## START Data
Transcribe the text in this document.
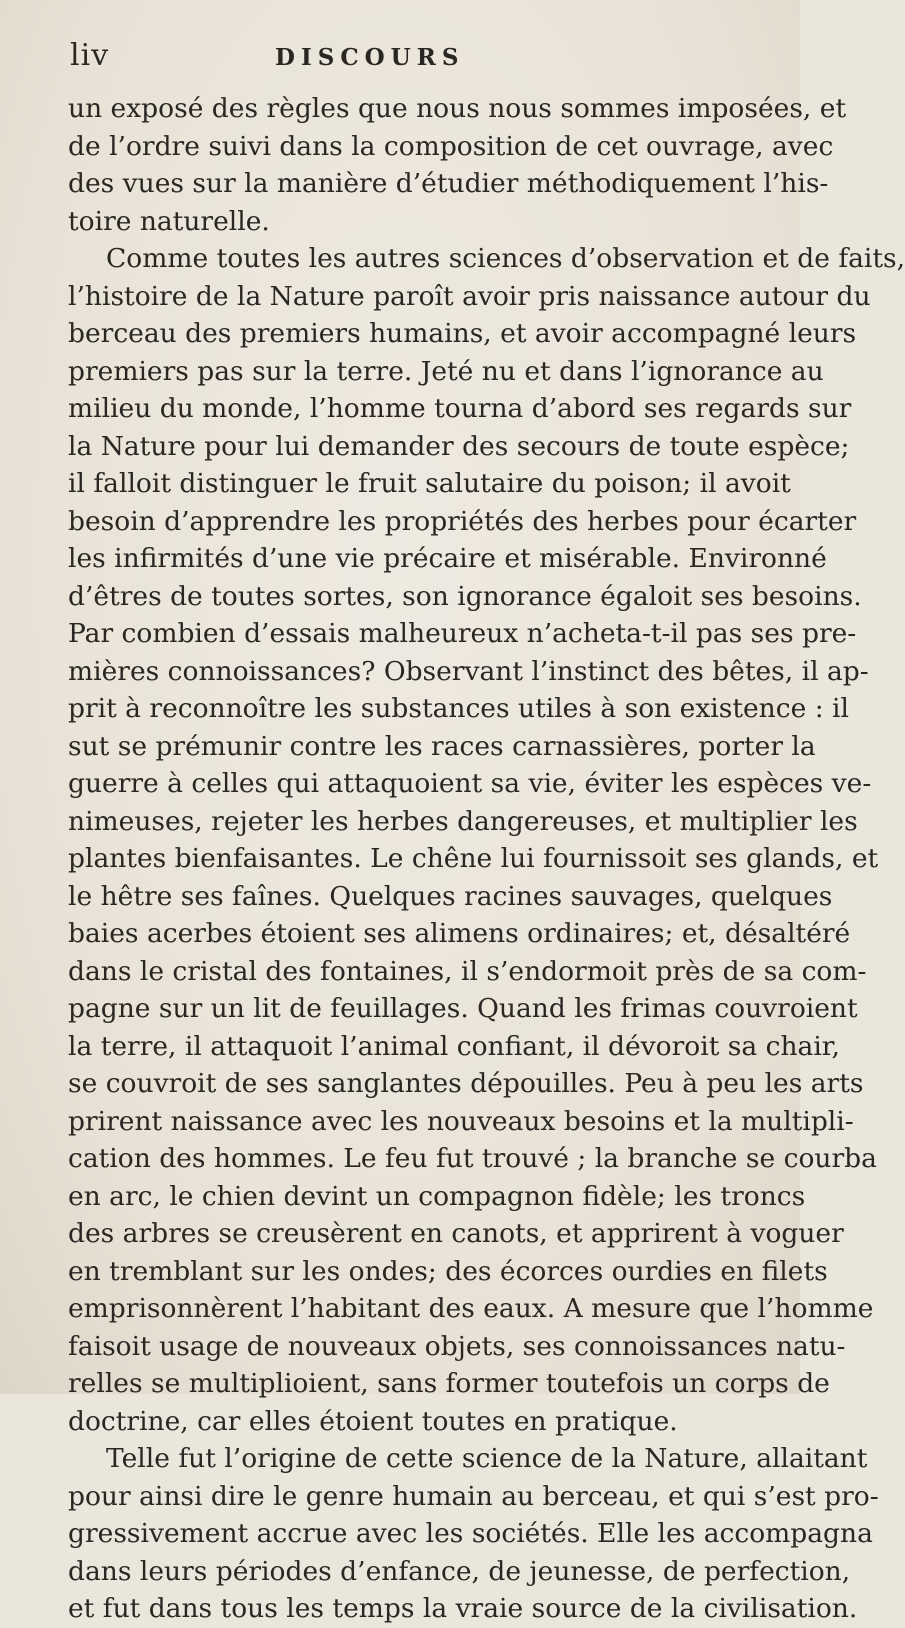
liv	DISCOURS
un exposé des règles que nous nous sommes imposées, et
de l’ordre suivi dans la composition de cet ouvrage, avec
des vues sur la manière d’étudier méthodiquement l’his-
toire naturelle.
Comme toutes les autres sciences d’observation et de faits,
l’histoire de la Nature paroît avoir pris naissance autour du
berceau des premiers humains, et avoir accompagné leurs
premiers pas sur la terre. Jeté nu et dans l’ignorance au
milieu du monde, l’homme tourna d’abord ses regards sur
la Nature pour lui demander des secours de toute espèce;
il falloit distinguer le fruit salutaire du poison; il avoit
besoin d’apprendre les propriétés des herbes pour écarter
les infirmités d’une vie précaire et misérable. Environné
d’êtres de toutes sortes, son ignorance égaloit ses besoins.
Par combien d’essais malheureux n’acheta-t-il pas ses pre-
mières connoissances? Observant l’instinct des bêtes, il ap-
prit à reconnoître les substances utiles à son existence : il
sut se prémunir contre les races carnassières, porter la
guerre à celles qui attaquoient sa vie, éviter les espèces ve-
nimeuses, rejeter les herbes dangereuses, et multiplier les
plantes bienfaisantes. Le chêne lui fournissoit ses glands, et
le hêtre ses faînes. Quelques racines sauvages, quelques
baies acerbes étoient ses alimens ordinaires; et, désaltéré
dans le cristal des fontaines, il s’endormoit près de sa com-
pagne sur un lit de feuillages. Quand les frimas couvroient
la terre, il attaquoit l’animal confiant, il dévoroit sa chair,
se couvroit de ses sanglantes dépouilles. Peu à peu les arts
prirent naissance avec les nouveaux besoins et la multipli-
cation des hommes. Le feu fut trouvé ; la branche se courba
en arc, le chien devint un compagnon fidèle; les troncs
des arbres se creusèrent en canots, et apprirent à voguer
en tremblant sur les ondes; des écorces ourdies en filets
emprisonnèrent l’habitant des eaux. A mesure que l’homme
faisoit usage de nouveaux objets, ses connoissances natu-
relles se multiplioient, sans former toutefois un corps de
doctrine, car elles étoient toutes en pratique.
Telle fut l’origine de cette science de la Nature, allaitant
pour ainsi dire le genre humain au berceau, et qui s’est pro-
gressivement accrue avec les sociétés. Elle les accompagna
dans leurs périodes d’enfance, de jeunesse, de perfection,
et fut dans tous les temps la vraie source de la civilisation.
## END Data
## START Data
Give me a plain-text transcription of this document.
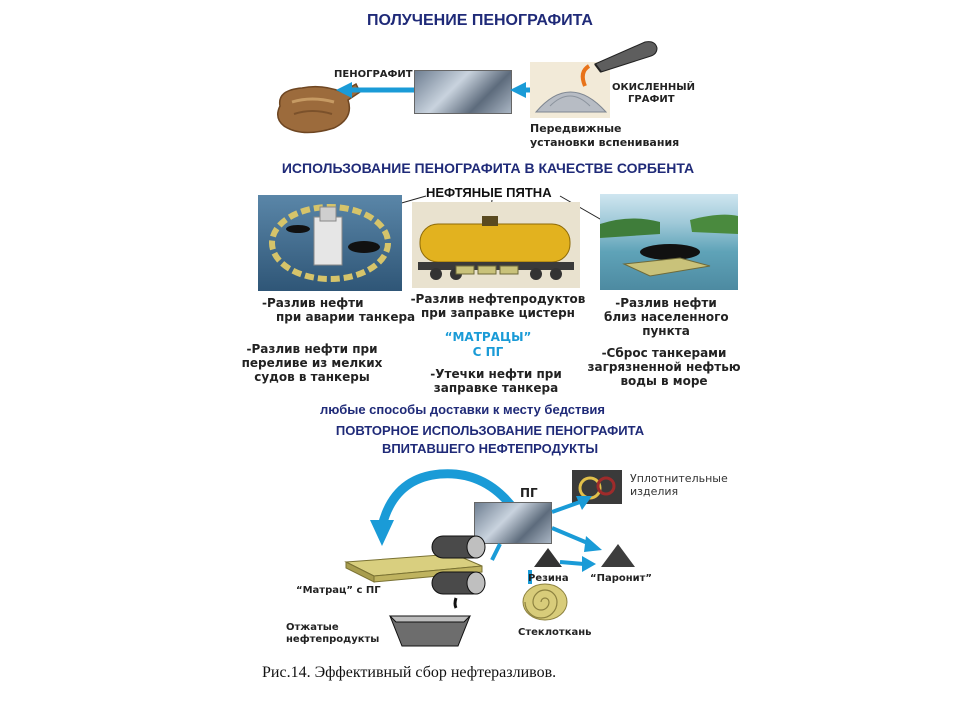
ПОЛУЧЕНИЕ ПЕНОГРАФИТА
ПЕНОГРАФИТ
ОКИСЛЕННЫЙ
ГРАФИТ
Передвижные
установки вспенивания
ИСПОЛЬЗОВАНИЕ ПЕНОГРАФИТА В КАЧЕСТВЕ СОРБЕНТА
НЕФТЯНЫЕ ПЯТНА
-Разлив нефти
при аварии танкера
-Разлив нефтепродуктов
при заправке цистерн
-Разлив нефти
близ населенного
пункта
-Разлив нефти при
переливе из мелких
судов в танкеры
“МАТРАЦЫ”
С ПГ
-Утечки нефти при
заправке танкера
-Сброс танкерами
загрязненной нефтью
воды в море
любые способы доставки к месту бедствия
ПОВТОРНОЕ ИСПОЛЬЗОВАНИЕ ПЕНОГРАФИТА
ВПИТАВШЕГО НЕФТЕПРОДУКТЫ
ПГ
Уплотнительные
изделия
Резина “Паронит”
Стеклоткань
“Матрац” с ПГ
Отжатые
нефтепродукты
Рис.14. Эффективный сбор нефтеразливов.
## END Data
Request =>
Select every line of the records holding the string "berceau".

Result =>
berceau des premiers humains, et avoir accompagné leurs
pour ainsi dire le genre humain au berceau, et qui s’est pro-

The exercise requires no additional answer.